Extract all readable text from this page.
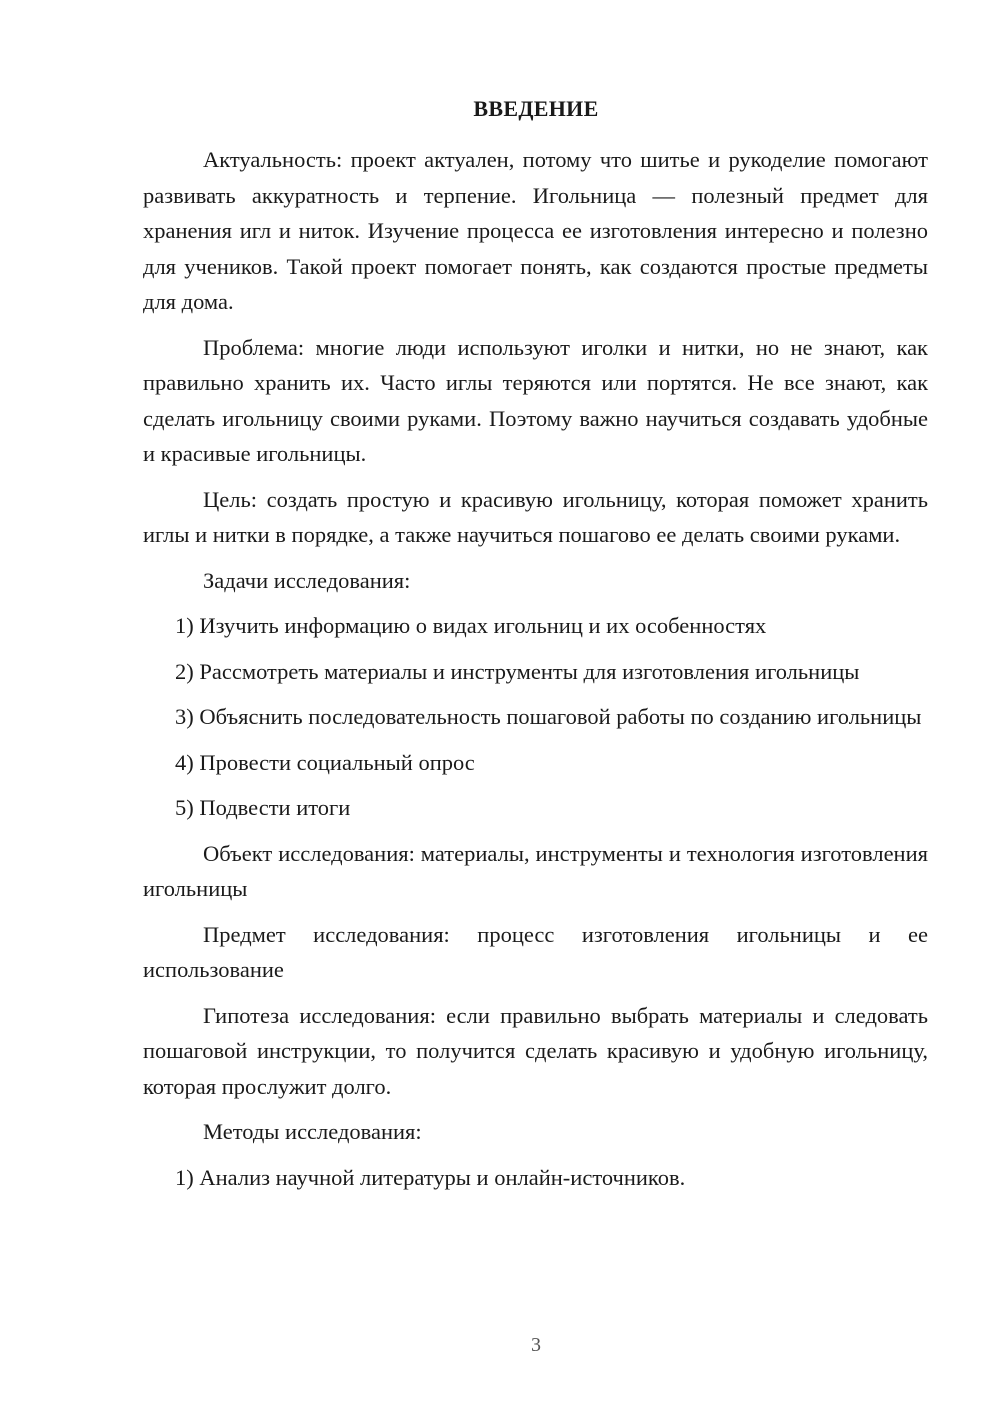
ВВЕДЕНИЕ

Актуальность: проект актуален, потому что шитье и рукоделие помогают развивать аккуратность и терпение. Игольница — полезный предмет для хранения игл и ниток. Изучение процесса ее изготовления интересно и полезно для учеников. Такой проект помогает понять, как создаются простые предметы для дома.

Проблема: многие люди используют иголки и нитки, но не знают, как правильно хранить их. Часто иглы теряются или портятся. Не все знают, как сделать игольницу своими руками. Поэтому важно научиться создавать удобные и красивые игольницы.

Цель: создать простую и красивую игольницу, которая поможет хранить иглы и нитки в порядке, а также научиться пошагово ее делать своими руками.

Задачи исследования:

1) Изучить информацию о видах игольниц и их особенностях

2) Рассмотреть материалы и инструменты для изготовления игольницы

3) Объяснить последовательность пошаговой работы по созданию игольницы

4) Провести социальный опрос

5) Подвести итоги

Объект исследования: материалы, инструменты и технология изготовления игольницы

Предмет исследования: процесс изготовления игольницы и ее использование

Гипотеза исследования: если правильно выбрать материалы и следовать пошаговой инструкции, то получится сделать красивую и удобную игольницу, которая прослужит долго.

Методы исследования:

1) Анализ научной литературы и онлайн-источников.

3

• WORK TO DO
Compute the number of lines above that contain the string "игольницу". Reply with that value only.

• RESPONSE
3